Figure record extracts:
-=-=-

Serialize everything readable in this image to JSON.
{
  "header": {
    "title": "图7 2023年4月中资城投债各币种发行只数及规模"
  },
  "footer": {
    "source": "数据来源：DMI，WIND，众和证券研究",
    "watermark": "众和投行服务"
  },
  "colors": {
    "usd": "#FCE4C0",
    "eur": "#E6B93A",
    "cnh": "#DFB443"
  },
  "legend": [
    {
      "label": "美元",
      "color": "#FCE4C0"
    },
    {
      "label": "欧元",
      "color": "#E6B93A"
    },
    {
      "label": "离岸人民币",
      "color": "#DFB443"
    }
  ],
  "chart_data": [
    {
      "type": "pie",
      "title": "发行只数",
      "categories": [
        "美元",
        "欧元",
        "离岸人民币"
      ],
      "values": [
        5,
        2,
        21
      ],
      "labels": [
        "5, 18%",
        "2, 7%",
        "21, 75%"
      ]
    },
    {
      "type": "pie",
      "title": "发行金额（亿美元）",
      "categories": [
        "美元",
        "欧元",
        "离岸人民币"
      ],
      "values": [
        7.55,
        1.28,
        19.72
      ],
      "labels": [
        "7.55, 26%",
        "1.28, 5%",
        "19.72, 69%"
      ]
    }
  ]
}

-=-=-

Give back the data above exactly as it appears.

Serialize everything readable in this image to JSON.
{
  "header": {
    "title": "图7 2023年4月中资城投债各币种发行只数及规模"
  },
  "footer": {
    "source": "数据来源：DMI，WIND，众和证券研究",
    "watermark": "众和投行服务"
  },
  "colors": {
    "usd": "#FCE4C0",
    "eur": "#E6B93A",
    "cnh": "#DFB443"
  },
  "legend": [
    {
      "label": "美元",
      "color": "#FCE4C0"
    },
    {
      "label": "欧元",
      "color": "#E6B93A"
    },
    {
      "label": "离岸人民币",
      "color": "#DFB443"
    }
  ],
  "chart_data": [
    {
      "type": "pie",
      "title": "发行只数",
      "categories": [
        "美元",
        "欧元",
        "离岸人民币"
      ],
      "values": [
        5,
        2,
        21
      ],
      "labels": [
        "5, 18%",
        "2, 7%",
        "21, 75%"
      ]
    },
    {
      "type": "pie",
      "title": "发行金额（亿美元）",
      "categories": [
        "美元",
        "欧元",
        "离岸人民币"
      ],
      "values": [
        7.55,
        1.28,
        19.72
      ],
      "labels": [
        "7.55, 26%",
        "1.28, 5%",
        "19.72, 69%"
      ]
    }
  ]
}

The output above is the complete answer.